* _WRITTEN REQUEST_: Repeat every entry word for word, skipping the pictures.

* _EXCERPTED DATA_:
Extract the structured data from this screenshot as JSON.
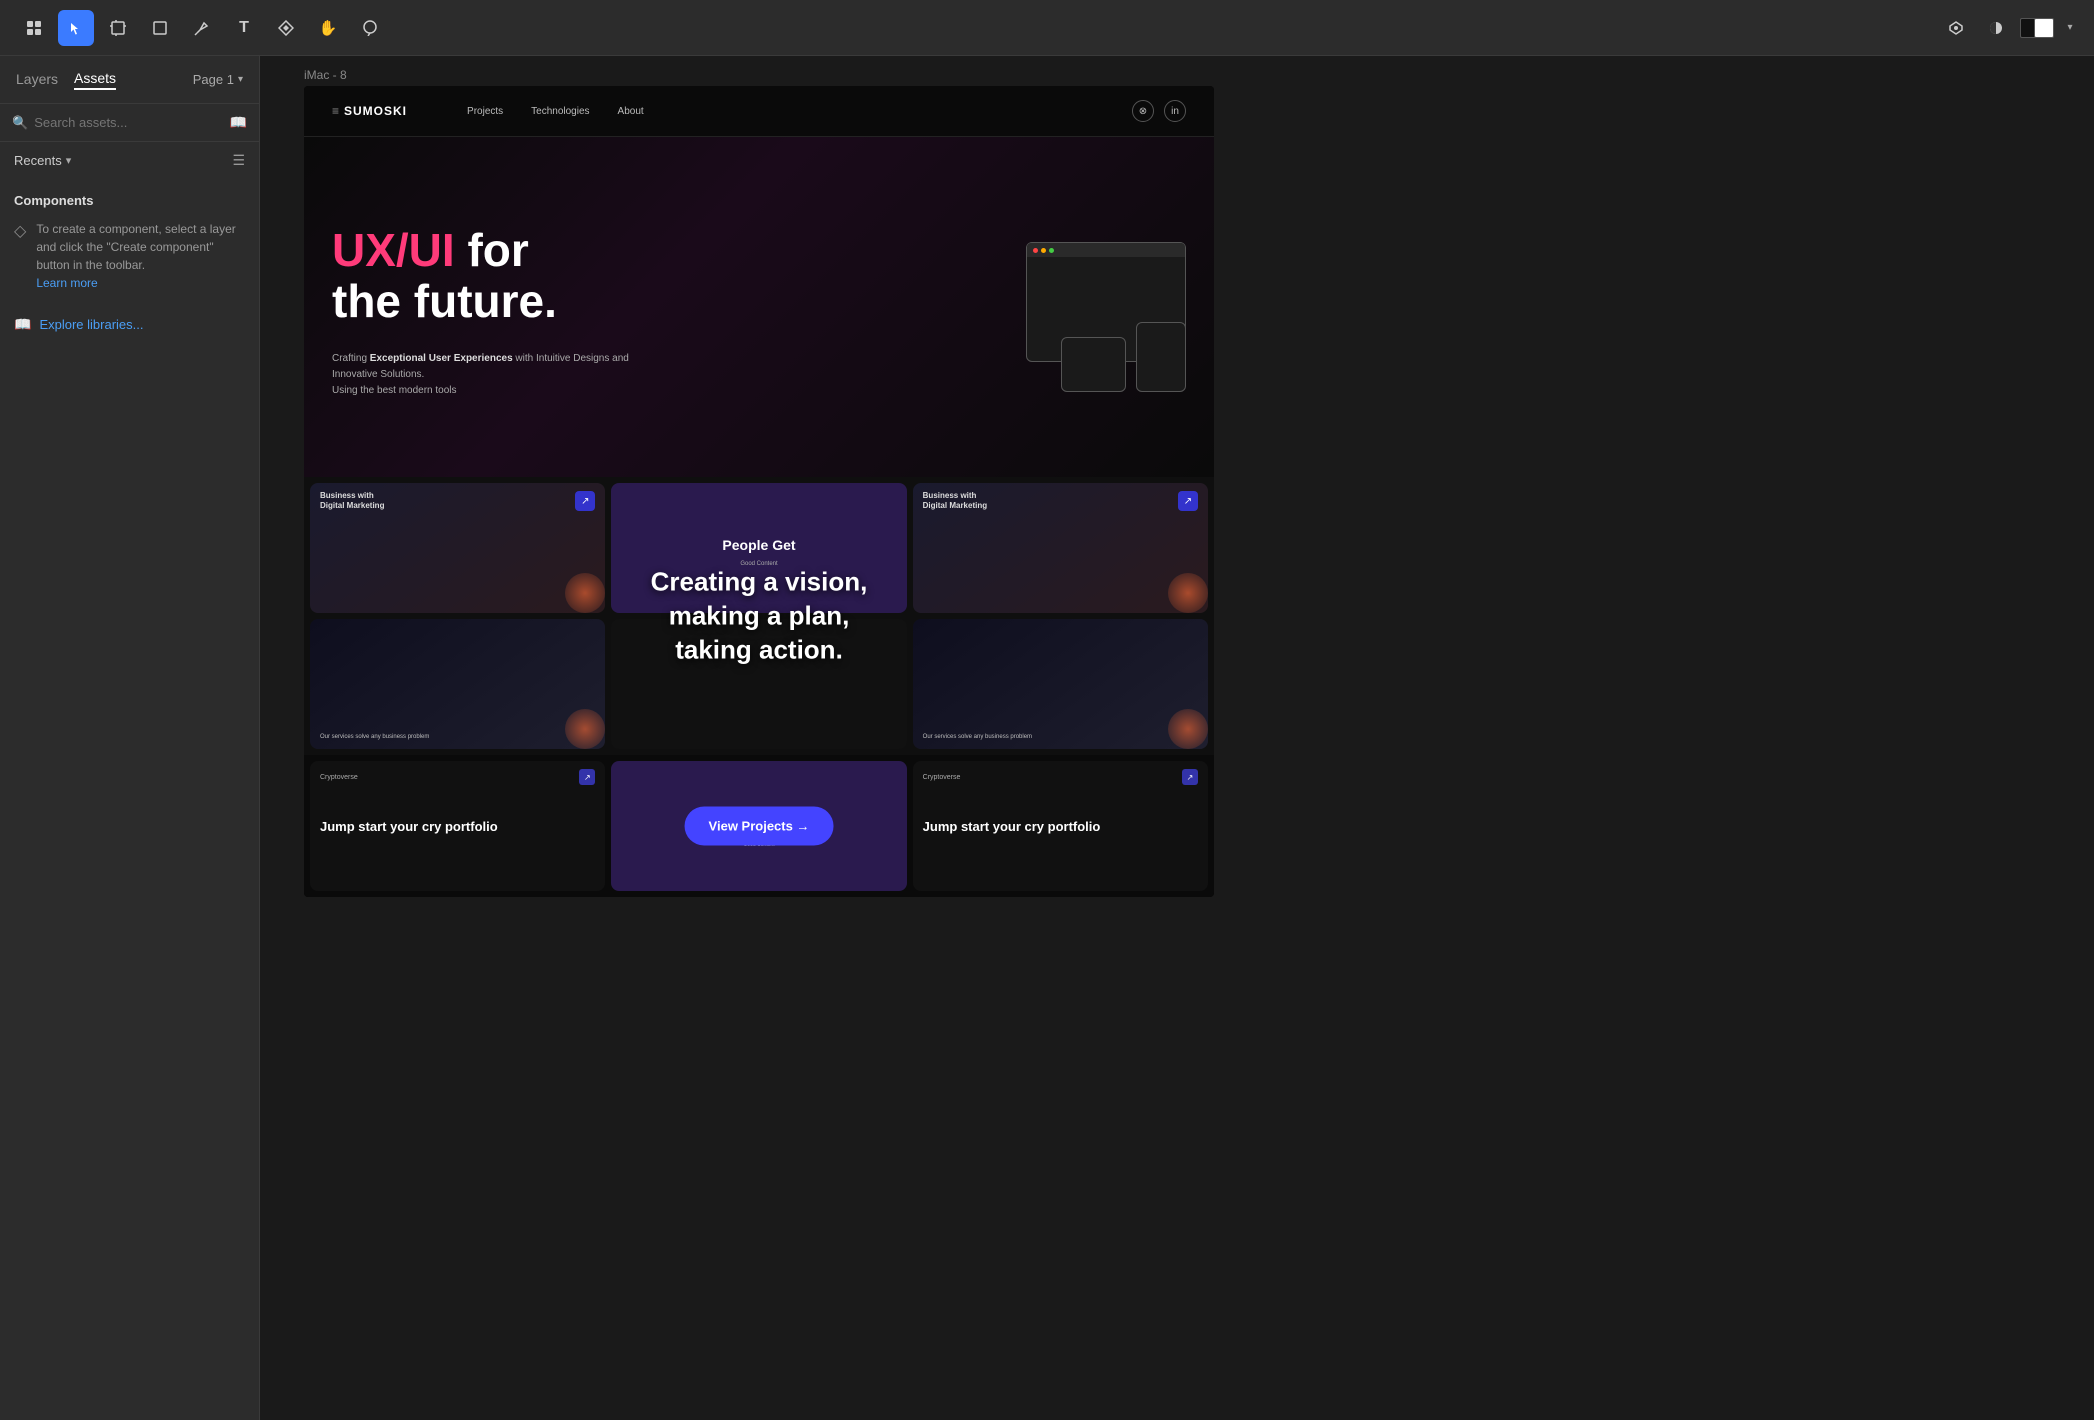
{
  "toolbar": {
    "tools": [
      {
        "name": "main-menu",
        "icon": "⊞",
        "active": false
      },
      {
        "name": "select",
        "icon": "▶",
        "active": true
      },
      {
        "name": "frame",
        "icon": "⊡",
        "active": false
      },
      {
        "name": "shape",
        "icon": "□",
        "active": false
      },
      {
        "name": "pen",
        "icon": "✒",
        "active": false
      },
      {
        "name": "text",
        "icon": "T",
        "active": false
      },
      {
        "name": "components",
        "icon": "⊕",
        "active": false
      },
      {
        "name": "hand",
        "icon": "✋",
        "active": false
      },
      {
        "name": "comment",
        "icon": "○",
        "active": false
      }
    ],
    "right_tools": [
      {
        "name": "plugins",
        "icon": "✦"
      },
      {
        "name": "contrast",
        "icon": "◑"
      },
      {
        "name": "color-pair",
        "icon": ""
      }
    ]
  },
  "sidebar": {
    "tabs": [
      {
        "label": "Layers",
        "active": false
      },
      {
        "label": "Assets",
        "active": true
      }
    ],
    "page_label": "Page 1",
    "search_placeholder": "Search assets...",
    "recents_label": "Recents",
    "components_title": "Components",
    "components_description": "To create a component, select a layer and click the \"Create component\" button in the toolbar.",
    "learn_more_label": "Learn more",
    "explore_libraries_label": "Explore libraries..."
  },
  "canvas": {
    "frame_label": "iMac - 8"
  },
  "website": {
    "logo": "SUMOSKI",
    "logo_symbol": "≡",
    "nav_links": [
      "Projects",
      "Technologies",
      "About"
    ],
    "hero_ux_text": "UX/UI",
    "hero_for_text": " for",
    "hero_line2": "the future.",
    "hero_desc_prefix": "Crafting ",
    "hero_desc_bold": "Exceptional User Experiences",
    "hero_desc_suffix": " with Intuitive Designs and Innovative Solutions.",
    "hero_desc_line2": "Using the best modern tools",
    "cards_overlay_line1": "Creating a vision,",
    "cards_overlay_line2": "making a plan,",
    "cards_overlay_line3": "taking action.",
    "card1_title": "Business with Digital Marketing",
    "card2_title": "People Get",
    "card2_subtitle": "Good Content",
    "card3_title": "Business with Digital Marketing",
    "card4_bottom": "Our services solve any business problem",
    "card5_bottom": "Our services solve any business problem",
    "view_projects_btn": "View Projects →",
    "vp_label1": "Cryptoverse",
    "vp_label2": "Cryptoverse",
    "vp_jump_text": "Jump start your cry portfolio",
    "vp_jump_text2": "Jump start your cry portfolio",
    "vp_people_text": "People Get",
    "vp_people_sub": "Good Content"
  }
}
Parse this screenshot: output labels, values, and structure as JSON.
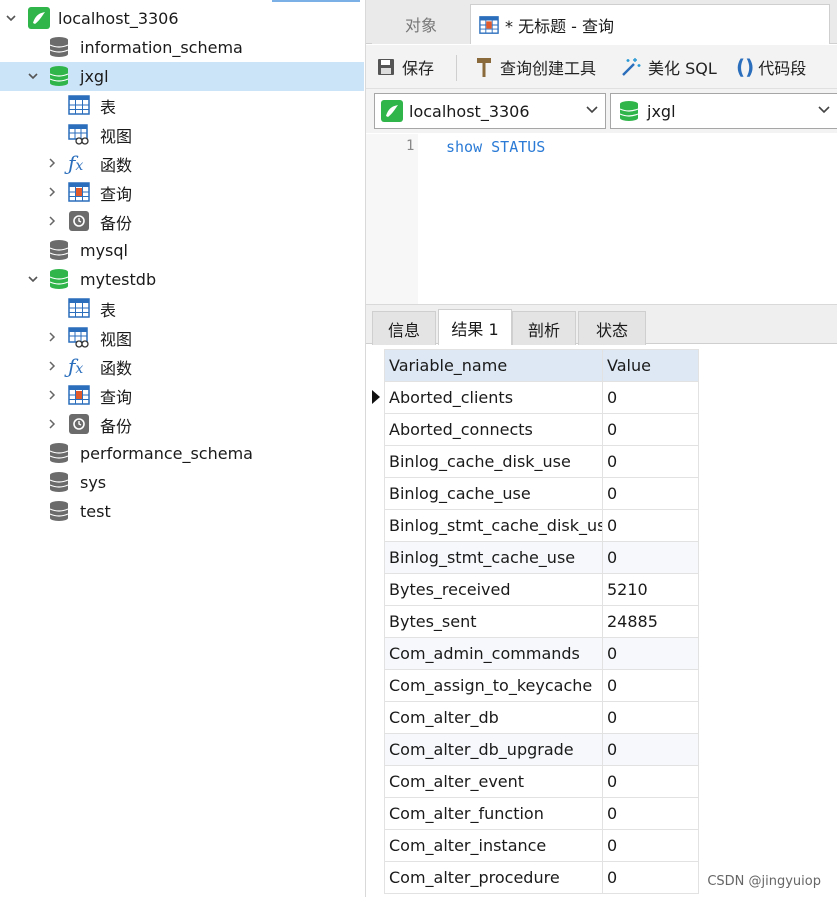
{
  "navigator": {
    "connection": "localhost_3306",
    "databases": {
      "information_schema": "information_schema",
      "jxgl": "jxgl",
      "mysql": "mysql",
      "mytestdb": "mytestdb",
      "performance_schema": "performance_schema",
      "sys": "sys",
      "test": "test"
    },
    "children": {
      "tables": "表",
      "views": "视图",
      "functions": "函数",
      "queries": "查询",
      "backups": "备份"
    }
  },
  "tabs": {
    "objects": "对象",
    "query": "* 无标题 - 查询"
  },
  "toolbar": {
    "save": "保存",
    "query_builder": "查询创建工具",
    "beautify": "美化 SQL",
    "snippet": "代码段"
  },
  "selectors": {
    "connection": "localhost_3306",
    "database": "jxgl"
  },
  "editor": {
    "line_number": "1",
    "code": "show STATUS"
  },
  "result_tabs": {
    "info": "信息",
    "result1": "结果 1",
    "profile": "剖析",
    "status": "状态"
  },
  "grid": {
    "columns": [
      "Variable_name",
      "Value"
    ],
    "rows": [
      [
        "Aborted_clients",
        "0"
      ],
      [
        "Aborted_connects",
        "0"
      ],
      [
        "Binlog_cache_disk_use",
        "0"
      ],
      [
        "Binlog_cache_use",
        "0"
      ],
      [
        "Binlog_stmt_cache_disk_use",
        "0"
      ],
      [
        "Binlog_stmt_cache_use",
        "0"
      ],
      [
        "Bytes_received",
        "5210"
      ],
      [
        "Bytes_sent",
        "24885"
      ],
      [
        "Com_admin_commands",
        "0"
      ],
      [
        "Com_assign_to_keycache",
        "0"
      ],
      [
        "Com_alter_db",
        "0"
      ],
      [
        "Com_alter_db_upgrade",
        "0"
      ],
      [
        "Com_alter_event",
        "0"
      ],
      [
        "Com_alter_function",
        "0"
      ],
      [
        "Com_alter_instance",
        "0"
      ],
      [
        "Com_alter_procedure",
        "0"
      ]
    ]
  },
  "watermark": "CSDN @jingyuiop",
  "colors": {
    "selection": "#cce4f7",
    "db_green": "#2fb54a",
    "keyword_blue": "#2b7bd6",
    "header_bg": "#dde8f4"
  }
}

* _WRITTEN REPLY_:
Extract the structured data from this screenshot as JSON.
{
  "toolbar": {
    "tools": [
      {
        "name": "main-menu",
        "icon": "⊞",
        "active": false
      },
      {
        "name": "select",
        "icon": "▶",
        "active": true
      },
      {
        "name": "frame",
        "icon": "⊡",
        "active": false
      },
      {
        "name": "shape",
        "icon": "□",
        "active": false
      },
      {
        "name": "pen",
        "icon": "✒",
        "active": false
      },
      {
        "name": "text",
        "icon": "T",
        "active": false
      },
      {
        "name": "components",
        "icon": "⊕",
        "active": false
      },
      {
        "name": "hand",
        "icon": "✋",
        "active": false
      },
      {
        "name": "comment",
        "icon": "○",
        "active": false
      }
    ],
    "right_tools": [
      {
        "name": "plugins",
        "icon": "✦"
      },
      {
        "name": "contrast",
        "icon": "◑"
      },
      {
        "name": "color-pair",
        "icon": ""
      }
    ]
  },
  "sidebar": {
    "tabs": [
      {
        "label": "Layers",
        "active": false
      },
      {
        "label": "Assets",
        "active": true
      }
    ],
    "page_label": "Page 1",
    "search_placeholder": "Search assets...",
    "recents_label": "Recents",
    "components_title": "Components",
    "components_description": "To create a component, select a layer and click the \"Create component\" button in the toolbar.",
    "learn_more_label": "Learn more",
    "explore_libraries_label": "Explore libraries..."
  },
  "canvas": {
    "frame_label": "iMac - 8"
  },
  "website": {
    "logo": "SUMOSKI",
    "logo_symbol": "≡",
    "nav_links": [
      "Projects",
      "Technologies",
      "About"
    ],
    "hero_ux_text": "UX/UI",
    "hero_for_text": " for",
    "hero_line2": "the future.",
    "hero_desc_prefix": "Crafting ",
    "hero_desc_bold": "Exceptional User Experiences",
    "hero_desc_suffix": " with Intuitive Designs and Innovative Solutions.",
    "hero_desc_line2": "Using the best modern tools",
    "cards_overlay_line1": "Creating a vision,",
    "cards_overlay_line2": "making a plan,",
    "cards_overlay_line3": "taking action.",
    "card1_title": "Business with Digital Marketing",
    "card2_title": "People Get",
    "card2_subtitle": "Good Content",
    "card3_title": "Business with Digital Marketing",
    "card4_bottom": "Our services solve any business problem",
    "card5_bottom": "Our services solve any business problem",
    "view_projects_btn": "View Projects →",
    "vp_label1": "Cryptoverse",
    "vp_label2": "Cryptoverse",
    "vp_jump_text": "Jump start your cry portfolio",
    "vp_jump_text2": "Jump start your cry portfolio",
    "vp_people_text": "People Get",
    "vp_people_sub": "Good Content"
  }
}
Parse this screenshot: output labels, values, and structure as JSON.
{
  "navigator": {
    "connection": "localhost_3306",
    "databases": {
      "information_schema": "information_schema",
      "jxgl": "jxgl",
      "mysql": "mysql",
      "mytestdb": "mytestdb",
      "performance_schema": "performance_schema",
      "sys": "sys",
      "test": "test"
    },
    "children": {
      "tables": "表",
      "views": "视图",
      "functions": "函数",
      "queries": "查询",
      "backups": "备份"
    }
  },
  "tabs": {
    "objects": "对象",
    "query": "* 无标题 - 查询"
  },
  "toolbar": {
    "save": "保存",
    "query_builder": "查询创建工具",
    "beautify": "美化 SQL",
    "snippet": "代码段"
  },
  "selectors": {
    "connection": "localhost_3306",
    "database": "jxgl"
  },
  "editor": {
    "line_number": "1",
    "code": "show STATUS"
  },
  "result_tabs": {
    "info": "信息",
    "result1": "结果 1",
    "profile": "剖析",
    "status": "状态"
  },
  "grid": {
    "columns": [
      "Variable_name",
      "Value"
    ],
    "rows": [
      [
        "Aborted_clients",
        "0"
      ],
      [
        "Aborted_connects",
        "0"
      ],
      [
        "Binlog_cache_disk_use",
        "0"
      ],
      [
        "Binlog_cache_use",
        "0"
      ],
      [
        "Binlog_stmt_cache_disk_use",
        "0"
      ],
      [
        "Binlog_stmt_cache_use",
        "0"
      ],
      [
        "Bytes_received",
        "5210"
      ],
      [
        "Bytes_sent",
        "24885"
      ],
      [
        "Com_admin_commands",
        "0"
      ],
      [
        "Com_assign_to_keycache",
        "0"
      ],
      [
        "Com_alter_db",
        "0"
      ],
      [
        "Com_alter_db_upgrade",
        "0"
      ],
      [
        "Com_alter_event",
        "0"
      ],
      [
        "Com_alter_function",
        "0"
      ],
      [
        "Com_alter_instance",
        "0"
      ],
      [
        "Com_alter_procedure",
        "0"
      ]
    ]
  },
  "watermark": "CSDN @jingyuiop",
  "colors": {
    "selection": "#cce4f7",
    "db_green": "#2fb54a",
    "keyword_blue": "#2b7bd6",
    "header_bg": "#dde8f4"
  }
}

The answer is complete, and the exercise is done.